DESCRIPTION OF THE TASK:
Reproduce the records below in their entirety, character for character.

MATERIALS PROVIDED:

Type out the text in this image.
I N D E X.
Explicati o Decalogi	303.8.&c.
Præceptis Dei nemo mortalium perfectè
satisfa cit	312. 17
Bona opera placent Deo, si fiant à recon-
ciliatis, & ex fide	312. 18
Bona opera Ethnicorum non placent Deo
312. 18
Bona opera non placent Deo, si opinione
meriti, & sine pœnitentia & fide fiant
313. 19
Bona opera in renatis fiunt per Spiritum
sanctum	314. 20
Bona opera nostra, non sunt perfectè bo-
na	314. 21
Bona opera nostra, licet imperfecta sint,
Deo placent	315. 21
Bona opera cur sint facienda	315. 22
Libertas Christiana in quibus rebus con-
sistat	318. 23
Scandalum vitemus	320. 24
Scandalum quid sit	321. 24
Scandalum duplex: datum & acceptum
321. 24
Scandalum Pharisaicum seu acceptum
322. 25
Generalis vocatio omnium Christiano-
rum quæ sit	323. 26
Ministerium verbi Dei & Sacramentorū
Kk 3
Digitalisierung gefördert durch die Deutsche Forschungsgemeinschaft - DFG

RESULT FOR THIS EXERCISE:
Type out the text in this image.
I N D E X.
Explicati o Decalogi	303.8.&c.
Præceptis Dei nemo mortalium perfectè
satisfa cit	312. 17
Bona opera placent Deo, si fiant à recon-
ciliatis, & ex fide	312. 18
Bona opera Ethnicorum non placent Deo
312. 18
Bona opera non placent Deo, si opinione
meriti, & sine pœnitentia & fide fiant
313. 19
Bona opera in renatis fiunt per Spiritum
sanctum	314. 20
Bona opera nostra, non sunt perfectè bo-
na	314. 21
Bona opera nostra, licet imperfecta sint,
Deo placent	315. 21
Bona opera cur sint facienda	315. 22
Libertas Christiana in quibus rebus con-
sistat	318. 23
Scandalum vitemus	320. 24
Scandalum quid sit	321. 24
Scandalum duplex: datum & acceptum
321. 24
Scandalum Pharisaicum seu acceptum
322. 25
Generalis vocatio omnium Christiano-
rum quæ sit	323. 26
Ministerium verbi Dei & Sacramentorū
Kk 3
Digitalisierung gefördert durch die Deutsche Forschungsgemeinschaft - DFG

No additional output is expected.